#### [Data excerpts]
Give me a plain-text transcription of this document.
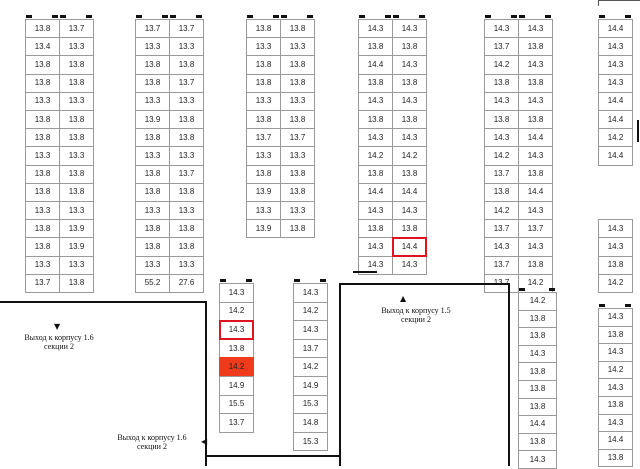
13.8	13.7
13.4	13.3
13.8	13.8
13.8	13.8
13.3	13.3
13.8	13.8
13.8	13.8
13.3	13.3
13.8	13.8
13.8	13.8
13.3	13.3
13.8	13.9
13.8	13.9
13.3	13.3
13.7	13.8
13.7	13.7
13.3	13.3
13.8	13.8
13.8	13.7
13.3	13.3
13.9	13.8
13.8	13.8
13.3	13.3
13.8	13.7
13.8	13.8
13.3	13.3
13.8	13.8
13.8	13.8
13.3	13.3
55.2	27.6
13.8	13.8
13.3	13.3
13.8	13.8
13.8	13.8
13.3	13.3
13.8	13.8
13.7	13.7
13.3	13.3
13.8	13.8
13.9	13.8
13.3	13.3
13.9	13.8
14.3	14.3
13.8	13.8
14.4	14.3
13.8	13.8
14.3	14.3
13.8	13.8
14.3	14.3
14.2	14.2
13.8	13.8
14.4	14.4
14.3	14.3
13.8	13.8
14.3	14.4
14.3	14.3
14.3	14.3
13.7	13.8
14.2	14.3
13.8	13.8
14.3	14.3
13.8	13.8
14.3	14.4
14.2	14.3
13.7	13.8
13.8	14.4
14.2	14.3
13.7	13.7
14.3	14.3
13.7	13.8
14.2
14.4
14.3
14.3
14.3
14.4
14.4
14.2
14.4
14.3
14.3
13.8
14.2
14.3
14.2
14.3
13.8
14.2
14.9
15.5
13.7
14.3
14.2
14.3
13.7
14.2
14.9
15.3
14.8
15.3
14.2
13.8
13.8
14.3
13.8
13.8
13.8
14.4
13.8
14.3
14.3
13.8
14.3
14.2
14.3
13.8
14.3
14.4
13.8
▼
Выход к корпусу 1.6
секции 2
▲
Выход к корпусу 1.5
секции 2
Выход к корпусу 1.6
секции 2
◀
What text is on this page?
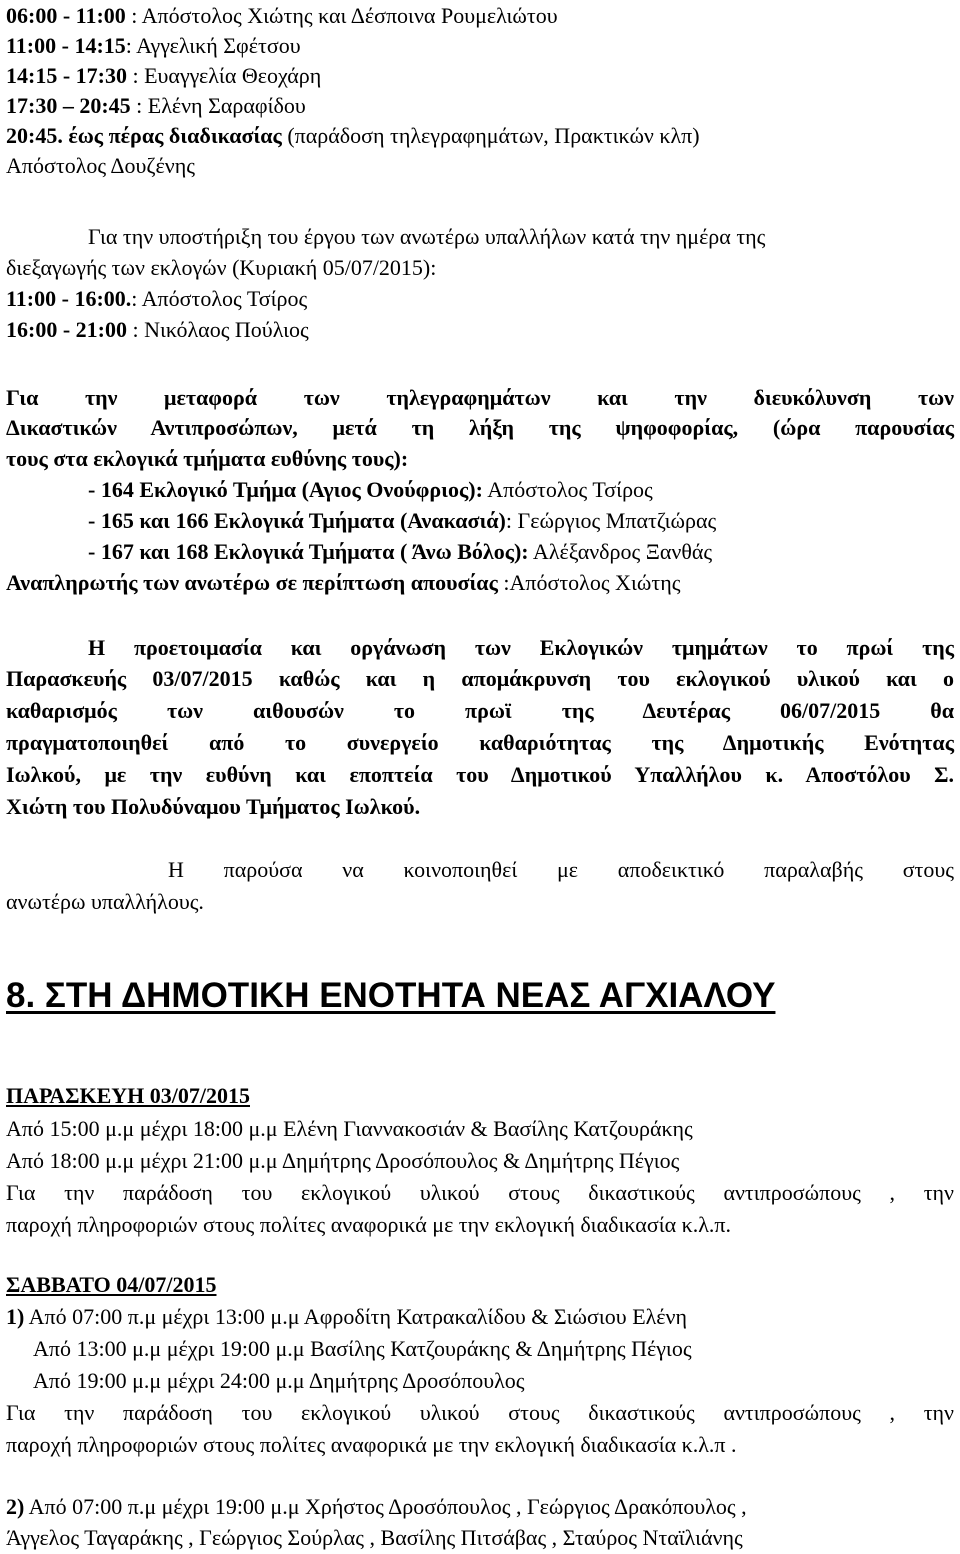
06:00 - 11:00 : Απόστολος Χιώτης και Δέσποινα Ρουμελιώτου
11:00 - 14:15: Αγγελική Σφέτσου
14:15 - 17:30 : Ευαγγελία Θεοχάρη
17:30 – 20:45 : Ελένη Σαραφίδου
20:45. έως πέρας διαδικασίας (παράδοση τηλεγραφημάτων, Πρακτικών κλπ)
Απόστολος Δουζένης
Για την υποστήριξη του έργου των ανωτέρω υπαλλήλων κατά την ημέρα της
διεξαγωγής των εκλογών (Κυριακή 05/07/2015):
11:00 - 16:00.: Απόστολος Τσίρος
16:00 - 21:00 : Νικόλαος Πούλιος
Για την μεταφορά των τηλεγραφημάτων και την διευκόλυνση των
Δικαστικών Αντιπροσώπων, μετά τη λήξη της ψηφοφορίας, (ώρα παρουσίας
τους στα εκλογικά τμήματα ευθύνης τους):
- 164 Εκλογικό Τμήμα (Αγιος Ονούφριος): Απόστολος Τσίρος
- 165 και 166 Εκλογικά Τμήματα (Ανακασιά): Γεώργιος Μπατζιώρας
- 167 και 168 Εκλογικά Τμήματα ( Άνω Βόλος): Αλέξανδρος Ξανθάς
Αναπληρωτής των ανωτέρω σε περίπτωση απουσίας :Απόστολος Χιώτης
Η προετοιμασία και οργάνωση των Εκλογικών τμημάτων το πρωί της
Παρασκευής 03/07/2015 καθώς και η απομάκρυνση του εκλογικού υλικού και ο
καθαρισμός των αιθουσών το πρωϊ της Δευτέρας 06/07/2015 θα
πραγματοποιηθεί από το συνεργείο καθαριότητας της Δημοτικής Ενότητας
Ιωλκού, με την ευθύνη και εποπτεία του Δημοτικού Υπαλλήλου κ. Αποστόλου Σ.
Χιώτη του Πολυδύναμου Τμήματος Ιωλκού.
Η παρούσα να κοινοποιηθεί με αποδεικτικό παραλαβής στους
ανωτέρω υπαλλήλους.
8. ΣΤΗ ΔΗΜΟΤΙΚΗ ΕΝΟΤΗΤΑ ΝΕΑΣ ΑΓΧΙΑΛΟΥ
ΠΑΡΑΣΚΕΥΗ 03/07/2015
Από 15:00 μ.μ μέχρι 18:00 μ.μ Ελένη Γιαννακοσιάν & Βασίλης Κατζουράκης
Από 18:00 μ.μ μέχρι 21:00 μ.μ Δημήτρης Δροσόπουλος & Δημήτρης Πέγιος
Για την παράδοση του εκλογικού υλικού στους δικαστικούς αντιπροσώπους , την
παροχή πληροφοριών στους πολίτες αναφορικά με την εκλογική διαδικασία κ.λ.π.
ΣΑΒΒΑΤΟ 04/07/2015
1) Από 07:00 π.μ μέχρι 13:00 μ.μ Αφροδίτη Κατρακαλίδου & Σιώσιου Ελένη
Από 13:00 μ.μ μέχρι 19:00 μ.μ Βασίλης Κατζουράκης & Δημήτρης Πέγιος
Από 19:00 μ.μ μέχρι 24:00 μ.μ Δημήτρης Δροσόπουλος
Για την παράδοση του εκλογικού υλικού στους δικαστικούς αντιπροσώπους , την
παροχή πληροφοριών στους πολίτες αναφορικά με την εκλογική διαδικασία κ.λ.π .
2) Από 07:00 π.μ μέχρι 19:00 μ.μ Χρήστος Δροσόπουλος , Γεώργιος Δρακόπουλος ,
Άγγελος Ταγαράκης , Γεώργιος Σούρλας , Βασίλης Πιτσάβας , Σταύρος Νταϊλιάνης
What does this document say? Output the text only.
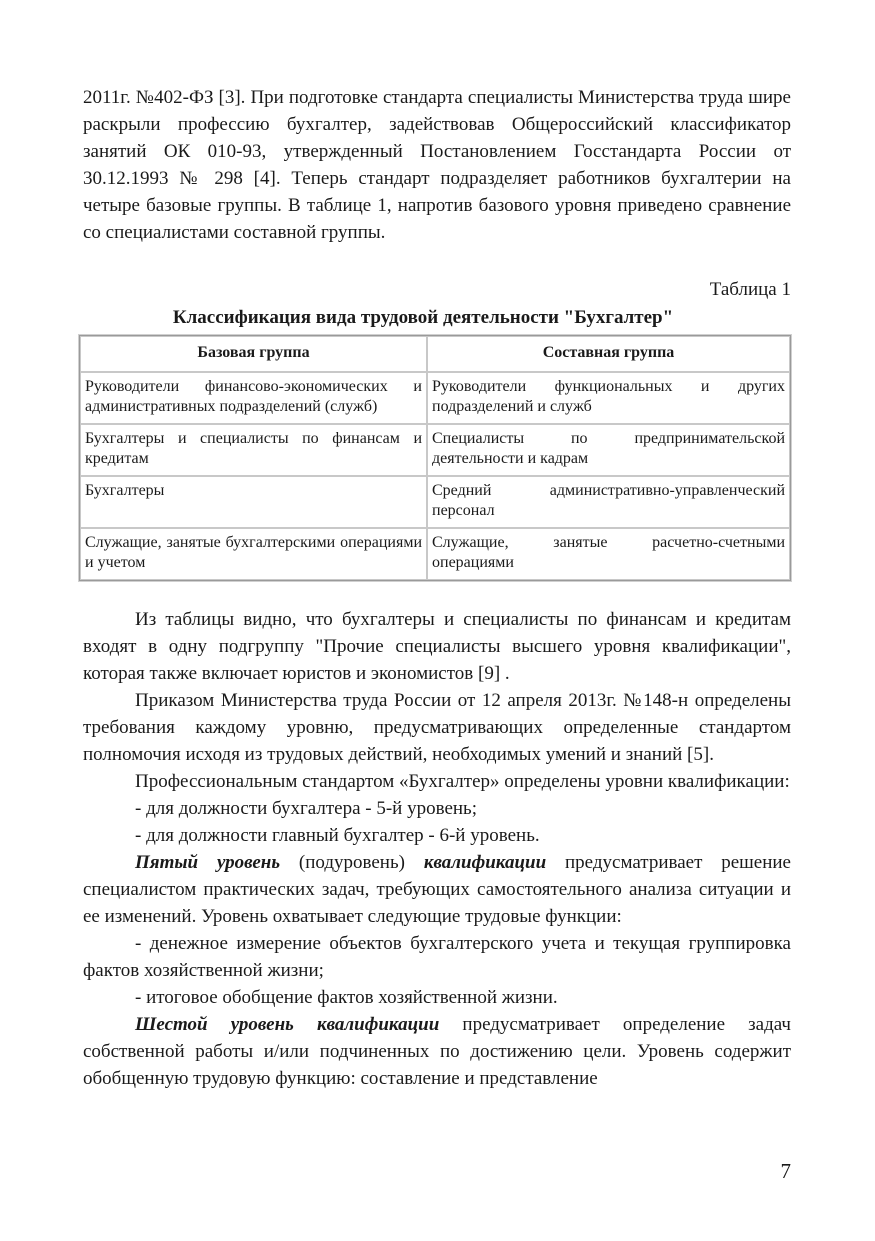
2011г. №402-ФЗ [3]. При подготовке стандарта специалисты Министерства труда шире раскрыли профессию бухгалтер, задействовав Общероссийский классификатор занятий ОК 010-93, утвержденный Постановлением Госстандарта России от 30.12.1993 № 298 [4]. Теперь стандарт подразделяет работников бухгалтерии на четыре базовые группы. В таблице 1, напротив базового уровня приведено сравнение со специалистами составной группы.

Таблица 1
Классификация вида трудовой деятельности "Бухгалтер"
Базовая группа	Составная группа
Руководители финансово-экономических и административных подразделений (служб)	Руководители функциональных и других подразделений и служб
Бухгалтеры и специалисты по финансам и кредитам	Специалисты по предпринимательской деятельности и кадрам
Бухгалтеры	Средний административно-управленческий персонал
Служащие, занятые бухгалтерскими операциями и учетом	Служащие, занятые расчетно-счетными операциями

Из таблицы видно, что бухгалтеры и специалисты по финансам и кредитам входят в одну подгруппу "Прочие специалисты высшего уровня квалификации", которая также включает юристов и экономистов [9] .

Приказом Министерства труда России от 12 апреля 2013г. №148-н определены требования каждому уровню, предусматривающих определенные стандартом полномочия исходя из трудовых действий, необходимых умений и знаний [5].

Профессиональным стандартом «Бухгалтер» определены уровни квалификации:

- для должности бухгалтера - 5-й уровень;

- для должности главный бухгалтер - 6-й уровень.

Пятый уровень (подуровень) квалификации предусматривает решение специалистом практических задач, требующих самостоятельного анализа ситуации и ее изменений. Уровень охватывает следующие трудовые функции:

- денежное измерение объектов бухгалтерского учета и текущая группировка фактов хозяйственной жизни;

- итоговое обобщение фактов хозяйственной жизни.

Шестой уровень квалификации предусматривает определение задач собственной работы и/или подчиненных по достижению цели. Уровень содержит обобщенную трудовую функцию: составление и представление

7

#### [Task description]
All of the records need repeating exactly, except for the pictures.

#### [The response]
Give me a plain-text transcription of this document.
13.8	13.7
13.4	13.3
13.8	13.8
13.8	13.8
13.3	13.3
13.8	13.8
13.8	13.8
13.3	13.3
13.8	13.8
13.8	13.8
13.3	13.3
13.8	13.9
13.8	13.9
13.3	13.3
13.7	13.8
13.7	13.7
13.3	13.3
13.8	13.8
13.8	13.7
13.3	13.3
13.9	13.8
13.8	13.8
13.3	13.3
13.8	13.7
13.8	13.8
13.3	13.3
13.8	13.8
13.8	13.8
13.3	13.3
55.2	27.6
13.8	13.8
13.3	13.3
13.8	13.8
13.8	13.8
13.3	13.3
13.8	13.8
13.7	13.7
13.3	13.3
13.8	13.8
13.9	13.8
13.3	13.3
13.9	13.8
14.3	14.3
13.8	13.8
14.4	14.3
13.8	13.8
14.3	14.3
13.8	13.8
14.3	14.3
14.2	14.2
13.8	13.8
14.4	14.4
14.3	14.3
13.8	13.8
14.3	14.4
14.3	14.3
14.3	14.3
13.7	13.8
14.2	14.3
13.8	13.8
14.3	14.3
13.8	13.8
14.3	14.4
14.2	14.3
13.7	13.8
13.8	14.4
14.2	14.3
13.7	13.7
14.3	14.3
13.7	13.8
14.2
14.4
14.3
14.3
14.3
14.4
14.4
14.2
14.4
14.3
14.3
13.8
14.2
14.3
14.2
14.3
13.8
14.2
14.9
15.5
13.7
14.3
14.2
14.3
13.7
14.2
14.9
15.3
14.8
15.3
14.2
13.8
13.8
14.3
13.8
13.8
13.8
14.4
13.8
14.3
14.3
13.8
14.3
14.2
14.3
13.8
14.3
14.4
13.8
▼
Выход к корпусу 1.6
секции 2
▲
Выход к корпусу 1.5
секции 2
Выход к корпусу 1.6
секции 2
◀
What text is on this page?
06:00 - 11:00 : Απόστολος Χιώτης και Δέσποινα Ρουμελιώτου
11:00 - 14:15: Αγγελική Σφέτσου
14:15 - 17:30 : Ευαγγελία Θεοχάρη
17:30 – 20:45 : Ελένη Σαραφίδου
20:45. έως πέρας διαδικασίας (παράδοση τηλεγραφημάτων, Πρακτικών κλπ)
Απόστολος Δουζένης
Για την υποστήριξη του έργου των ανωτέρω υπαλλήλων κατά την ημέρα της
διεξαγωγής των εκλογών (Κυριακή 05/07/2015):
11:00 - 16:00.: Απόστολος Τσίρος
16:00 - 21:00 : Νικόλαος Πούλιος
Για την μεταφορά των τηλεγραφημάτων και την διευκόλυνση των
Δικαστικών Αντιπροσώπων, μετά τη λήξη της ψηφοφορίας, (ώρα παρουσίας
τους στα εκλογικά τμήματα ευθύνης τους):
- 164 Εκλογικό Τμήμα (Αγιος Ονούφριος): Απόστολος Τσίρος
- 165 και 166 Εκλογικά Τμήματα (Ανακασιά): Γεώργιος Μπατζιώρας
- 167 και 168 Εκλογικά Τμήματα ( Άνω Βόλος): Αλέξανδρος Ξανθάς
Αναπληρωτής των ανωτέρω σε περίπτωση απουσίας :Απόστολος Χιώτης
Η προετοιμασία και οργάνωση των Εκλογικών τμημάτων το πρωί της
Παρασκευής 03/07/2015 καθώς και η απομάκρυνση του εκλογικού υλικού και ο
καθαρισμός των αιθουσών το πρωϊ της Δευτέρας 06/07/2015 θα
πραγματοποιηθεί από το συνεργείο καθαριότητας της Δημοτικής Ενότητας
Ιωλκού, με την ευθύνη και εποπτεία του Δημοτικού Υπαλλήλου κ. Αποστόλου Σ.
Χιώτη του Πολυδύναμου Τμήματος Ιωλκού.
Η παρούσα να κοινοποιηθεί με αποδεικτικό παραλαβής στους
ανωτέρω υπαλλήλους.
8. ΣΤΗ ΔΗΜΟΤΙΚΗ ΕΝΟΤΗΤΑ ΝΕΑΣ ΑΓΧΙΑΛΟΥ
ΠΑΡΑΣΚΕΥΗ 03/07/2015
Από 15:00 μ.μ μέχρι 18:00 μ.μ Ελένη Γιαννακοσιάν & Βασίλης Κατζουράκης
Από 18:00 μ.μ μέχρι 21:00 μ.μ Δημήτρης Δροσόπουλος & Δημήτρης Πέγιος
Για την παράδοση του εκλογικού υλικού στους δικαστικούς αντιπροσώπους , την
παροχή πληροφοριών στους πολίτες αναφορικά με την εκλογική διαδικασία κ.λ.π.
ΣΑΒΒΑΤΟ 04/07/2015
1) Από 07:00 π.μ μέχρι 13:00 μ.μ Αφροδίτη Κατρακαλίδου & Σιώσιου Ελένη
Από 13:00 μ.μ μέχρι 19:00 μ.μ Βασίλης Κατζουράκης & Δημήτρης Πέγιος
Από 19:00 μ.μ μέχρι 24:00 μ.μ Δημήτρης Δροσόπουλος
Για την παράδοση του εκλογικού υλικού στους δικαστικούς αντιπροσώπους , την
παροχή πληροφοριών στους πολίτες αναφορικά με την εκλογική διαδικασία κ.λ.π .
2) Από 07:00 π.μ μέχρι 19:00 μ.μ Χρήστος Δροσόπουλος , Γεώργιος Δρακόπουλος ,
Άγγελος Ταγαράκης , Γεώργιος Σούρλας , Βασίλης Πιτσάβας , Σταύρος Νταϊλιάνης
What does this document say? Output the text only.
2011г. №402-ФЗ [3]. При подготовке стандарта специалисты Министерства труда шире раскрыли профессию бухгалтер, задействовав Общероссийский классификатор занятий ОК 010-93, утвержденный Постановлением Госстандарта России от 30.12.1993 № 298 [4]. Теперь стандарт подразделяет работников бухгалтерии на четыре базовые группы. В таблице 1, напротив базового уровня приведено сравнение со специалистами составной группы.

Таблица 1
Классификация вида трудовой деятельности "Бухгалтер"
Базовая группа	Составная группа
Руководители финансово-экономических и административных подразделений (служб)	Руководители функциональных и других подразделений и служб
Бухгалтеры и специалисты по финансам и кредитам	Специалисты по предпринимательской деятельности и кадрам
Бухгалтеры	Средний административно-управленческий персонал
Служащие, занятые бухгалтерскими операциями и учетом	Служащие, занятые расчетно-счетными операциями

Из таблицы видно, что бухгалтеры и специалисты по финансам и кредитам входят в одну подгруппу "Прочие специалисты высшего уровня квалификации", которая также включает юристов и экономистов [9] .

Приказом Министерства труда России от 12 апреля 2013г. №148-н определены требования каждому уровню, предусматривающих определенные стандартом полномочия исходя из трудовых действий, необходимых умений и знаний [5].

Профессиональным стандартом «Бухгалтер» определены уровни квалификации:

- для должности бухгалтера - 5-й уровень;

- для должности главный бухгалтер - 6-й уровень.

Пятый уровень (подуровень) квалификации предусматривает решение специалистом практических задач, требующих самостоятельного анализа ситуации и ее изменений. Уровень охватывает следующие трудовые функции:

- денежное измерение объектов бухгалтерского учета и текущая группировка фактов хозяйственной жизни;

- итоговое обобщение фактов хозяйственной жизни.

Шестой уровень квалификации предусматривает определение задач собственной работы и/или подчиненных по достижению цели. Уровень содержит обобщенную трудовую функцию: составление и представление

7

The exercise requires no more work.